• **Exercise requirements**
Lift out each line of the data that holds "legend".

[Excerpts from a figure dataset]
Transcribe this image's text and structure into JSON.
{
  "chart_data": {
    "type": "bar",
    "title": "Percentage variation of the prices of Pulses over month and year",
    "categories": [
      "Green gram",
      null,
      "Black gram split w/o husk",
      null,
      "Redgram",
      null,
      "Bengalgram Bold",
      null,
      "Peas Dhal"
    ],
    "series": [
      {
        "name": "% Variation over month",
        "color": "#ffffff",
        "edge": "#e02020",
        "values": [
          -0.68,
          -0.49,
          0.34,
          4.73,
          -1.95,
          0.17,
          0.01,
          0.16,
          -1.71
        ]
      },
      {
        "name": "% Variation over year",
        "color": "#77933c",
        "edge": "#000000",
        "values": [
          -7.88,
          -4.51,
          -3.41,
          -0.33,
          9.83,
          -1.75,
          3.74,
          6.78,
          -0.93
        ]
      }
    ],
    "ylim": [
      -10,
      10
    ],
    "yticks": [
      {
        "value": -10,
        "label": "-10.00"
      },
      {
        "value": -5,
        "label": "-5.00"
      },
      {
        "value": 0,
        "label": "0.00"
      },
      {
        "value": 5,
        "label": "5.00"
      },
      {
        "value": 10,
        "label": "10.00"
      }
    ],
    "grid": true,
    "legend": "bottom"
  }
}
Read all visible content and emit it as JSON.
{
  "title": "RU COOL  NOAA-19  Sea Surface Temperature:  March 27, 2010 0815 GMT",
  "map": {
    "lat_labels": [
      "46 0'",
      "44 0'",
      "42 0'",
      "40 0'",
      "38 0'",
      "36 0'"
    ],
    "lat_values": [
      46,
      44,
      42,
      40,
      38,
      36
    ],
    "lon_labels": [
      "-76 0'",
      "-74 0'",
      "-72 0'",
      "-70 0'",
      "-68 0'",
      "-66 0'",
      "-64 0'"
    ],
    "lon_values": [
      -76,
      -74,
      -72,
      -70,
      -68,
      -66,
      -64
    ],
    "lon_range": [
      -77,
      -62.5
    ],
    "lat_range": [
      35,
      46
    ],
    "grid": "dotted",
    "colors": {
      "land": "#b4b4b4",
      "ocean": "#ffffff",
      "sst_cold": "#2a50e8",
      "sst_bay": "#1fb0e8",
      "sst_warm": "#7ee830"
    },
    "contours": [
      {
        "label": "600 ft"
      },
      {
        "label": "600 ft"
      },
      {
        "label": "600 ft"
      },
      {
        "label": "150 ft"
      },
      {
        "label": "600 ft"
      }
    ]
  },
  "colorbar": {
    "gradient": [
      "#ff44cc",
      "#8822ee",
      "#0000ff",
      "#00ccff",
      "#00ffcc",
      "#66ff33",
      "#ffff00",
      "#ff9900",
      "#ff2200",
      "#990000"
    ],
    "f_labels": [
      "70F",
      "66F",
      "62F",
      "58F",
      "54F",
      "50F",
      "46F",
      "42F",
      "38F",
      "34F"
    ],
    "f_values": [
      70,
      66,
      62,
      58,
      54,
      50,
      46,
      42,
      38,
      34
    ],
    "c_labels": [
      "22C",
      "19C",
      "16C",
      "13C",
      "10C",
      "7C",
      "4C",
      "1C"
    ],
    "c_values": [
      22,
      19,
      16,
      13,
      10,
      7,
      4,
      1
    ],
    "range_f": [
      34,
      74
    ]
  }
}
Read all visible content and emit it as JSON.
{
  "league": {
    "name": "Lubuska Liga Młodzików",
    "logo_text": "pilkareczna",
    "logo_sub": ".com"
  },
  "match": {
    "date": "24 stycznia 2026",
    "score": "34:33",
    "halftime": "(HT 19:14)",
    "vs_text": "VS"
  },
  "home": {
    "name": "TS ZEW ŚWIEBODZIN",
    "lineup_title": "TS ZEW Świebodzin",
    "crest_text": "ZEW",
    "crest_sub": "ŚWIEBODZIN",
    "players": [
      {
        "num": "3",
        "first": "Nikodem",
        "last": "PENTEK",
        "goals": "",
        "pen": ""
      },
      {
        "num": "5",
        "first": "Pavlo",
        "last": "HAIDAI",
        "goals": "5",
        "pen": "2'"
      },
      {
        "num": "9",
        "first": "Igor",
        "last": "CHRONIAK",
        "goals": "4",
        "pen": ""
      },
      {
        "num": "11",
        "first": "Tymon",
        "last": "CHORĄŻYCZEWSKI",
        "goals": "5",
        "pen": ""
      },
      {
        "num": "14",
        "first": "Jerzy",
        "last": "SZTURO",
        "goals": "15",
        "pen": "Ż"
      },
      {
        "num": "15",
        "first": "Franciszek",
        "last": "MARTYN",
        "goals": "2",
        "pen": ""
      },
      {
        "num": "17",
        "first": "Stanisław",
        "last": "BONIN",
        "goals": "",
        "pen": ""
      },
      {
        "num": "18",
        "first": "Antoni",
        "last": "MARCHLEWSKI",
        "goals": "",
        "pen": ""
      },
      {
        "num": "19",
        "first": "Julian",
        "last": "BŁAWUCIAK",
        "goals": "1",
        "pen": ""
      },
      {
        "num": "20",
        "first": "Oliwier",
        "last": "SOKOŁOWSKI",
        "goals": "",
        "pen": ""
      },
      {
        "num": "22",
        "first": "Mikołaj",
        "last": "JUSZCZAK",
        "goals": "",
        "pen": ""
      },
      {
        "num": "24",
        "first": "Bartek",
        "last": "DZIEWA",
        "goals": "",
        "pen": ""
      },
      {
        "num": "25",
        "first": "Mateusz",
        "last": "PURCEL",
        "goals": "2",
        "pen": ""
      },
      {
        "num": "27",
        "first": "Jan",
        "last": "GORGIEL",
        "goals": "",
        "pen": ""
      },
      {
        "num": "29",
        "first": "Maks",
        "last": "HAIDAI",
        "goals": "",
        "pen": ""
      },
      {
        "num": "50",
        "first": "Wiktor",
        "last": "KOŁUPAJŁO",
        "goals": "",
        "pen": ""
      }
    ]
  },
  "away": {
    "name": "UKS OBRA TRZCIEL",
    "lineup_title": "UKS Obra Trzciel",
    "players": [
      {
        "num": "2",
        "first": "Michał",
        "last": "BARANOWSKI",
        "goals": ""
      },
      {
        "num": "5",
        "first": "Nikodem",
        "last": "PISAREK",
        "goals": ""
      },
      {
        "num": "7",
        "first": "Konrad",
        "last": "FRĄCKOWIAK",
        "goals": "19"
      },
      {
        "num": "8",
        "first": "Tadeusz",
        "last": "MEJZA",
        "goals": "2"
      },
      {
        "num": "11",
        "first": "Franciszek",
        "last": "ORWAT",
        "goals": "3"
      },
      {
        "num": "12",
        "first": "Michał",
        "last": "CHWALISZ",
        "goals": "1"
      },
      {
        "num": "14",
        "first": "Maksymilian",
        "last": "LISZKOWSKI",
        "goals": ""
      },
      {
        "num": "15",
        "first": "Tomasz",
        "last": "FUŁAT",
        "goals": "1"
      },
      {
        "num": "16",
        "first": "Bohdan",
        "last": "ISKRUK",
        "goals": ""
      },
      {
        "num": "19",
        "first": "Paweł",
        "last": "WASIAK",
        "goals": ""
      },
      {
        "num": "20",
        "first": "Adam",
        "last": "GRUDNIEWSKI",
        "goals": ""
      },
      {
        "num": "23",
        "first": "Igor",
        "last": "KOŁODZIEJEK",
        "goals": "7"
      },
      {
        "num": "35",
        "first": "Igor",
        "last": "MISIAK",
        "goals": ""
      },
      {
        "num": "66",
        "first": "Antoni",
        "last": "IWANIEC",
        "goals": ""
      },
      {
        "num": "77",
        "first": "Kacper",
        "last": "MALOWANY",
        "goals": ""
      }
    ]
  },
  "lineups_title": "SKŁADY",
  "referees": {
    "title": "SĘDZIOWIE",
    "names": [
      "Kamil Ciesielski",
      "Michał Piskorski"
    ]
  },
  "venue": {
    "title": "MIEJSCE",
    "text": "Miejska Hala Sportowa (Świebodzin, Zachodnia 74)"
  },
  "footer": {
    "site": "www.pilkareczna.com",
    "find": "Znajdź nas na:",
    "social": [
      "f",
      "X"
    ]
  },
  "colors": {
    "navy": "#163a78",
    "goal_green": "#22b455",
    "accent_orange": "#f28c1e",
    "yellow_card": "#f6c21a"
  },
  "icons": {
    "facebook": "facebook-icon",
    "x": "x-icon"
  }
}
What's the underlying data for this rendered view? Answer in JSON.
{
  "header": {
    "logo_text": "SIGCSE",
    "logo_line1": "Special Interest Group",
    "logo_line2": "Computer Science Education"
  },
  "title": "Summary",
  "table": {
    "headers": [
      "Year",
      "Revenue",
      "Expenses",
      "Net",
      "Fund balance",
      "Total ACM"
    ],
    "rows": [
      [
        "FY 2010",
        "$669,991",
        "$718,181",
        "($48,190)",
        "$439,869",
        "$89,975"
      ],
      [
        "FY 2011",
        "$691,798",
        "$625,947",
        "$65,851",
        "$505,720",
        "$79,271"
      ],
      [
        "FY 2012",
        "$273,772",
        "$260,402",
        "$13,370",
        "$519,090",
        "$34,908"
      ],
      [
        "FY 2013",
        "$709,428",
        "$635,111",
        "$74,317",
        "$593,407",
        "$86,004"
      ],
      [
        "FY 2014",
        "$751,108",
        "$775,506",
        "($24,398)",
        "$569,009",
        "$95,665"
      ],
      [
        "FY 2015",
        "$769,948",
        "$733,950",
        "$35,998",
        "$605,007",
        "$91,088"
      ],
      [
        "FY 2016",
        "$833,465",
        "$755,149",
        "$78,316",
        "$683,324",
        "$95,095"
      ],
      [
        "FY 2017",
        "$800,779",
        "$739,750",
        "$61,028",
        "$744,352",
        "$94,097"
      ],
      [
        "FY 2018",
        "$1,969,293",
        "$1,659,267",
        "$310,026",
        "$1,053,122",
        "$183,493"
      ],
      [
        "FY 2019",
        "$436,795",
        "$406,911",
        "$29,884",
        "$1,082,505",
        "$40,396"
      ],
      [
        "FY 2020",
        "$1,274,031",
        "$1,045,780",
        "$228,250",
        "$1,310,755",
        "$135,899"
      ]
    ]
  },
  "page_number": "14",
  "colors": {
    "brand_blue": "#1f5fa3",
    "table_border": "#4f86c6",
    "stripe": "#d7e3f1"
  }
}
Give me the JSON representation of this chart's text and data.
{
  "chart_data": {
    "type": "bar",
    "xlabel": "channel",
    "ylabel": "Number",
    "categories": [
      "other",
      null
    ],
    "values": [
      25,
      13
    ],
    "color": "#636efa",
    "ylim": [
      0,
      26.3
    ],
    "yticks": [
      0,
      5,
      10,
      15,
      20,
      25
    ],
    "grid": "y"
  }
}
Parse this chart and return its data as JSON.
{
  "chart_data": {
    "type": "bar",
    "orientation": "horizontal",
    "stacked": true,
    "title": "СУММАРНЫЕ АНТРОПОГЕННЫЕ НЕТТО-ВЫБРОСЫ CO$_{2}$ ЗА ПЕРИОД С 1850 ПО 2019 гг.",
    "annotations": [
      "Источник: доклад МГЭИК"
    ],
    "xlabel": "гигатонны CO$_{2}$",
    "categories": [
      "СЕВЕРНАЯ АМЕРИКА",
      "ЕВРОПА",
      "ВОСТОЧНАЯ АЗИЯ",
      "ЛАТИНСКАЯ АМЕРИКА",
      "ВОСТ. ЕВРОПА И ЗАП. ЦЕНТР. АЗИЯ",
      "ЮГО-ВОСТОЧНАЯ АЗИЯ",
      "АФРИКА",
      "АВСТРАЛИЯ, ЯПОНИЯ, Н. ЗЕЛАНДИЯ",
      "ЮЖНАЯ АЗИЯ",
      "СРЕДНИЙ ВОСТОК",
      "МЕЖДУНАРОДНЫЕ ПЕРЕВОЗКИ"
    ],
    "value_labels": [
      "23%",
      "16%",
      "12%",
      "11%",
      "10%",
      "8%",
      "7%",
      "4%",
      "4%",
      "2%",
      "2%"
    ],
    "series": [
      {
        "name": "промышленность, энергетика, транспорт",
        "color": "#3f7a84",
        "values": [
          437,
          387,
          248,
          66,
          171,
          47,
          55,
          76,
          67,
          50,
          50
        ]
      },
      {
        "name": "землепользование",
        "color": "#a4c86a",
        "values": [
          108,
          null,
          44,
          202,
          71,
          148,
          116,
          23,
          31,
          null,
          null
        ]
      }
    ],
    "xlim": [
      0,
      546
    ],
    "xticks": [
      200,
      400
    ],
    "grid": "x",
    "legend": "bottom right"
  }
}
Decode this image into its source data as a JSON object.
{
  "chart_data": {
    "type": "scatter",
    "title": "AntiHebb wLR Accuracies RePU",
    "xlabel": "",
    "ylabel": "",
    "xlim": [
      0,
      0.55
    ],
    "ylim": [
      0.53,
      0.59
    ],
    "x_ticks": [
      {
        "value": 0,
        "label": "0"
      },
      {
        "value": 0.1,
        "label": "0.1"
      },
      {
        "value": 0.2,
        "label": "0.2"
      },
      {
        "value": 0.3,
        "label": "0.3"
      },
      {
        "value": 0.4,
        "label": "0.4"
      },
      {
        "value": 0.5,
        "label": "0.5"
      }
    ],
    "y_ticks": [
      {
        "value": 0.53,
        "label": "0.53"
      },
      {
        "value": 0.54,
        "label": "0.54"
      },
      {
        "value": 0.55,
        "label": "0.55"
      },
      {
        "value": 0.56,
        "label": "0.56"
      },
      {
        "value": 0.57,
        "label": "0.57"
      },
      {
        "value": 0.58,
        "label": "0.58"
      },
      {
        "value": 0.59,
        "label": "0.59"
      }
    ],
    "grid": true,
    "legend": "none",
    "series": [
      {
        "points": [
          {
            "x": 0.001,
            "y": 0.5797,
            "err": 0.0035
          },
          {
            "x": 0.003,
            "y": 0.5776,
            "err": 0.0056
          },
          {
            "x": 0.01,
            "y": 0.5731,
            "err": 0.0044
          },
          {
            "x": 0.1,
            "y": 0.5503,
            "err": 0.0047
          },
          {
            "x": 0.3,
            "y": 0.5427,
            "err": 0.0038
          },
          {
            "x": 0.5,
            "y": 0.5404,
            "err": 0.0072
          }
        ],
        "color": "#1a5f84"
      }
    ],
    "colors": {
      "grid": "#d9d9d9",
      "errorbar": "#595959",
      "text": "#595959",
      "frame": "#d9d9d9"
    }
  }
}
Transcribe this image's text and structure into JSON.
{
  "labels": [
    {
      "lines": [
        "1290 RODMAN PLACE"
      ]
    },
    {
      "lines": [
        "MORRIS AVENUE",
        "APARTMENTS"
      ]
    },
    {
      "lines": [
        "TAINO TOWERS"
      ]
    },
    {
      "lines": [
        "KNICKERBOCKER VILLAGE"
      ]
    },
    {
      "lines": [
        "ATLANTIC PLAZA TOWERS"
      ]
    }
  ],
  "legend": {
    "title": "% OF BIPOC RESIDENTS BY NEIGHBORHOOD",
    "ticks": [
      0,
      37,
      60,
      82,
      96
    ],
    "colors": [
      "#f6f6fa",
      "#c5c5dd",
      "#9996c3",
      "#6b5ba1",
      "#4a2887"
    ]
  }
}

• **Answer for the task**
    "legend": "bottom"
    "legend": "bottom right"
    "legend": "none",
  "legend": {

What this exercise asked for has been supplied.